### RECORD EXCERPTS:
----

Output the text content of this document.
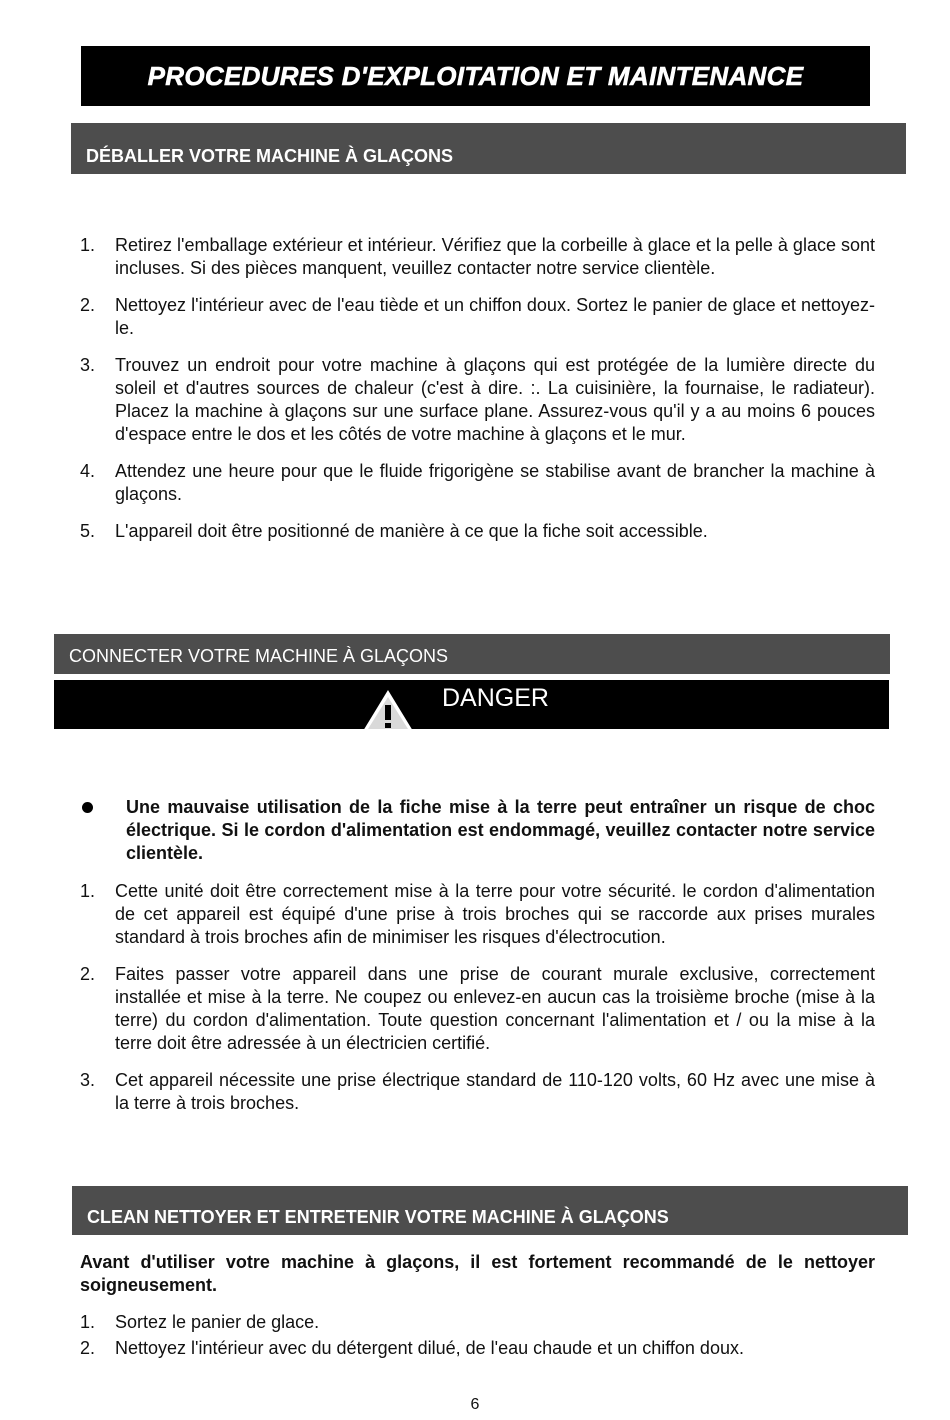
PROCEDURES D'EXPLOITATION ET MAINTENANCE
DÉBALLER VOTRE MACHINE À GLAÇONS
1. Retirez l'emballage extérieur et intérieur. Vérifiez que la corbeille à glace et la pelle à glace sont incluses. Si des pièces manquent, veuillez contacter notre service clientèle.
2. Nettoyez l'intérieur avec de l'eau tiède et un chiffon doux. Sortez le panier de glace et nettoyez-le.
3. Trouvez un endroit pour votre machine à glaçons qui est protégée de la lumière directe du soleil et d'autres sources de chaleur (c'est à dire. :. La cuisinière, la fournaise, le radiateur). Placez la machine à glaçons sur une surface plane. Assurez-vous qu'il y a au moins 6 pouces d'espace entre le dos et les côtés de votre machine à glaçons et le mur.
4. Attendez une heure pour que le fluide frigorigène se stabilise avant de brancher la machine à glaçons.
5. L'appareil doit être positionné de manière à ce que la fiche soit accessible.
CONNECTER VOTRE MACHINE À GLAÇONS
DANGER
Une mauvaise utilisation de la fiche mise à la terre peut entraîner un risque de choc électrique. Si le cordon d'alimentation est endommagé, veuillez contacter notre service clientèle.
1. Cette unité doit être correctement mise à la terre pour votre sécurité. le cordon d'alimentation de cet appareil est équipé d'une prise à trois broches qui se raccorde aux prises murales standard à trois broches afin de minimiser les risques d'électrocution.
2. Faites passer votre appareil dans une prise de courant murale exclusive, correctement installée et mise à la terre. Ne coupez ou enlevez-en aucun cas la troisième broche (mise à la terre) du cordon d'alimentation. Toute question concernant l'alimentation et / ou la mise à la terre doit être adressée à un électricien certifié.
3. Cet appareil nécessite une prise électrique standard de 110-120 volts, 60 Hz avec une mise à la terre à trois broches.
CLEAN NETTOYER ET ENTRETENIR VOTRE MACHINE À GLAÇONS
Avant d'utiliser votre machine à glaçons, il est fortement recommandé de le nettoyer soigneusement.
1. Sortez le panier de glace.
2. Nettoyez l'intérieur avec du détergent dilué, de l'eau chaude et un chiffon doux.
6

----

Copy every record above exactly as written, but leave out the pictures.

Output the text content of this document.
PROCEDURES D'EXPLOITATION ET MAINTENANCE
DÉBALLER VOTRE MACHINE À GLAÇONS
1. Retirez l'emballage extérieur et intérieur. Vérifiez que la corbeille à glace et la pelle à glace sont incluses. Si des pièces manquent, veuillez contacter notre service clientèle.
2. Nettoyez l'intérieur avec de l'eau tiède et un chiffon doux. Sortez le panier de glace et nettoyez-le.
3. Trouvez un endroit pour votre machine à glaçons qui est protégée de la lumière directe du soleil et d'autres sources de chaleur (c'est à dire. :. La cuisinière, la fournaise, le radiateur). Placez la machine à glaçons sur une surface plane. Assurez-vous qu'il y a au moins 6 pouces d'espace entre le dos et les côtés de votre machine à glaçons et le mur.
4. Attendez une heure pour que le fluide frigorigène se stabilise avant de brancher la machine à glaçons.
5. L'appareil doit être positionné de manière à ce que la fiche soit accessible.
CONNECTER VOTRE MACHINE À GLAÇONS
DANGER
Une mauvaise utilisation de la fiche mise à la terre peut entraîner un risque de choc électrique. Si le cordon d'alimentation est endommagé, veuillez contacter notre service clientèle.
1. Cette unité doit être correctement mise à la terre pour votre sécurité. le cordon d'alimentation de cet appareil est équipé d'une prise à trois broches qui se raccorde aux prises murales standard à trois broches afin de minimiser les risques d'électrocution.
2. Faites passer votre appareil dans une prise de courant murale exclusive, correctement installée et mise à la terre. Ne coupez ou enlevez-en aucun cas la troisième broche (mise à la terre) du cordon d'alimentation. Toute question concernant l'alimentation et / ou la mise à la terre doit être adressée à un électricien certifié.
3. Cet appareil nécessite une prise électrique standard de 110-120 volts, 60 Hz avec une mise à la terre à trois broches.
CLEAN NETTOYER ET ENTRETENIR VOTRE MACHINE À GLAÇONS
Avant d'utiliser votre machine à glaçons, il est fortement recommandé de le nettoyer soigneusement.
1. Sortez le panier de glace.
2. Nettoyez l'intérieur avec du détergent dilué, de l'eau chaude et un chiffon doux.
6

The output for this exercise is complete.